Work to complete. Which lines have the string "Zustand"? Copy all of them from the entries below.

(Stored records)
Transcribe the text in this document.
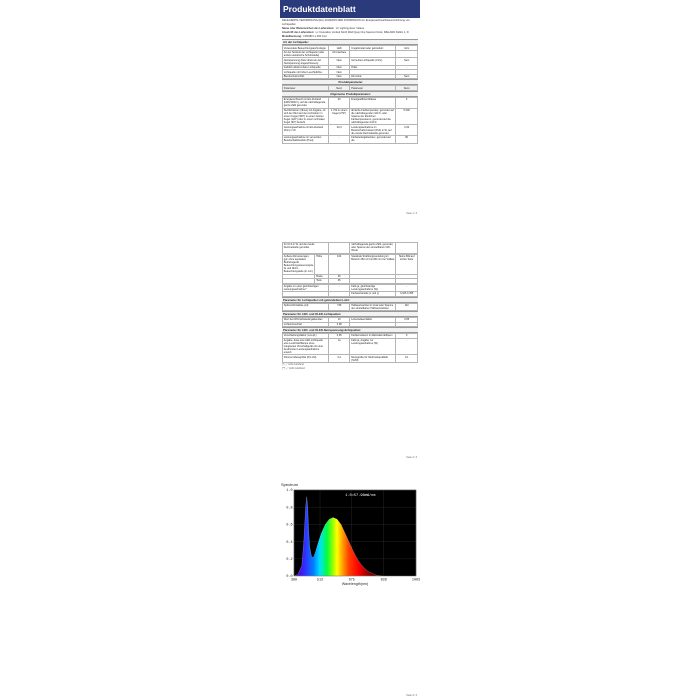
Produktdatenblatt
DELEGIERTE VERORDNUNG (EU) 2019/2015 DER KOMMISSION zur Energieverbrauchskennzeichnung von Lichtquellen
Name oder Warenzeichen des Lieferanten: LC Lighting Evev / Elane
Anschrift des Lieferanten: Lc Innovation Limited North Wall Quay One Spencer Dock, IRELAND Dublin 1, D
Modellkennung: FR0480 LL 450 CL2
Art der Lichtquelle:
Verwendete Beleuchtungstechnologie:	LED	Ungebündelt oder gebündelt:	GUL
Art der Sockels der Lichtquelle (oder andere elektrische Schnittstelle)	AC-interface		
Netzspannung (Netz direkt an der Netzspannung angeschlossen):	Nein	Vernetzte Lichtquelle (CLS):	Nein
Farblich abstimmbare Lichtquelle:	Nein	Hülle:	-
Lichtquelle mit hoher Leuchtdichte:	Nein		
Blendschutzschild:	Nein	Dimmbar:	Nein
Produktparameter
Parameter	Nenn	Parameter	Nenn
Allgemeine Produktparameter:
Energieverbrauch im Ein-Zustand (kWh/1000 h), auf die nächstliegende ganze Zahl gerundet	20	Energieeffizienzklasse	F
Nutzlichtstrom (Φuse) mit Angabe, ob sich der Wert auf den Lichtstrom in einem Kegel (360°) in einem breiten Kegel (120°) oder in einem schmalen Kegel (90°) bezieht	1 700 in einem Kegel (270°)	ähnliche Farbtemperatur, gerundet auf die nächstliegenden 100 K, oder Spanne der ähnlichen Farbtemperaturen, gerundet auf die nächstliegenden 100 K	5 000
Leistungsaufnahme im Ein-Zustand (Pon) in W	20,0	Leistungsaufnahme im Bereitschaftszustand (Psb) in W, auf die zweite Dezimalstelle gerundet	0,00
Leistungsaufnahme im vernetzten Bereitschaftsbetrieb (Pnet)	-	Farbwiedergabeindex, gerundet auf die	80
Seite 1 / 3
für CLS in W, auf die zweite Dezimalstelle gerundet		nächstliegende ganze Zahl, gerundet, oder Spanne der einstellbaren CRI-Werte	
Äußere Abmessungen, ggf. ohne separates Betriebsgerät, Beleuchtungssteuerungsteile und Nicht-Beleuchtungsteile (in mm)	Höhe	104	Spektrale Strahlungsverteilung im Bereich 250 nm bis 800 nm bei Volllast	Siehe Bild auf letzter Seite
	Breite	36		
	Tiefe	36		
Angabe zu einer gleichwertigen Leistungsaufnahme*	-	Falls ja, gleichwertige Leistungsaufnahme (W)	-
		Farbwertanteile (x und y)	0,345 0,355
Parameter für Lichtquellen mit gebündeltem Licht:
Spitzenlichtstärke (cd)	739	Halbwertswinkel in Grad oder Spanne der einstellbaren Halbwertswinkel	110
Parameter für LED- und OLED-Lichtquellen:
Wert des R9-Farbwiedergabeindex	10	Lebensdauerfaktor	0,85
Lichtstromerhalt	0,98		
Parameter für LED- und OLED-Netzspannungslichtquellen:
Verschiebungsfaktor (cos φ1)	0,95	Farbkonsistenz in MacAdam-Ellipsen	6
Angabe, dass eine LED-Lichtquelle eine Leuchtstofflampe ohne integriertes Vorschaltgerät mit einer bestimmten Leistungsaufnahme ersetzt.	Ja	Falls ja, Angabe zur Leistungsaufnahme (W)	-
Flimmer-Messgröße (Pst LM)	0,2	Messgröße für Stroboskop-Effekt (SVM)	0,1
(*) „-" nicht zutreffend
(**) „-" nicht zutreffend
Seite 2 / 3
Spectrum
0.2
0.4
0.6
0.8
1.0
0.0
380	513	675	838	1003
Wavelength(nm)
1.0=57.96mW/nm
Seite 3 / 3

Answer for this exercise.
Energieverbrauch im Ein-Zustand (kWh/1000 h), auf die nächstliegende ganze Zahl gerundet	20	Energieeffizienzklasse	F
Leistungsaufnahme im Ein-Zustand (Pon) in W	20,0	Leistungsaufnahme im Bereitschaftszustand (Psb) in W, auf die zweite Dezimalstelle gerundet	0,00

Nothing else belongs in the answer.